Your goal:
Copy the data exactly as it appears, and do not include any pictures.

Input:
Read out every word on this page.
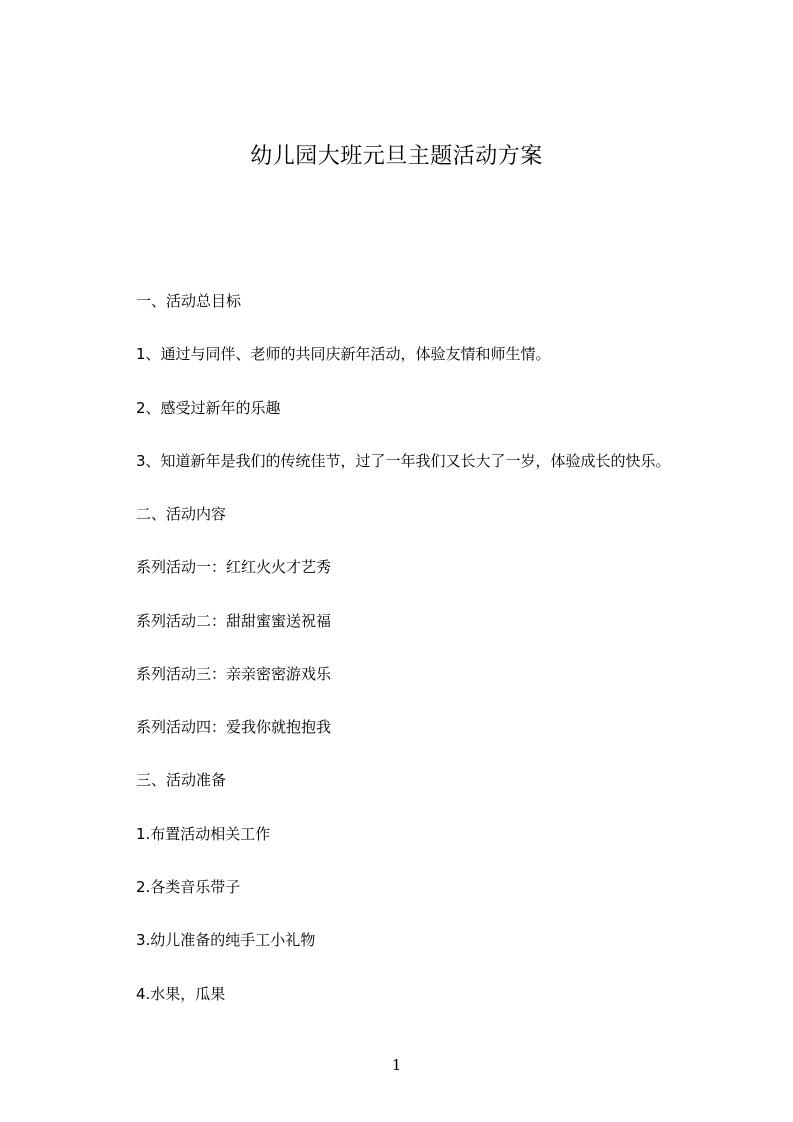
幼儿园大班元旦主题活动方案
一、活动总目标
1、通过与同伴、老师的共同庆新年活动，体验友情和师生情。
2、感受过新年的乐趣
3、知道新年是我们的传统佳节，过了一年我们又长大了一岁，体验成长的快乐。
二、活动内容
系列活动一：红红火火才艺秀
系列活动二：甜甜蜜蜜送祝福
系列活动三：亲亲密密游戏乐
系列活动四：爱我你就抱抱我
三、活动准备
1.布置活动相关工作
2.各类音乐带子
3.幼儿准备的纯手工小礼物
4.水果，瓜果
1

Response to this task:
Read out every word on this page.
幼儿园大班元旦主题活动方案
一、活动总目标
1、通过与同伴、老师的共同庆新年活动，体验友情和师生情。
2、感受过新年的乐趣
3、知道新年是我们的传统佳节，过了一年我们又长大了一岁，体验成长的快乐。
二、活动内容
系列活动一：红红火火才艺秀
系列活动二：甜甜蜜蜜送祝福
系列活动三：亲亲密密游戏乐
系列活动四：爱我你就抱抱我
三、活动准备
1.布置活动相关工作
2.各类音乐带子
3.幼儿准备的纯手工小礼物
4.水果，瓜果
1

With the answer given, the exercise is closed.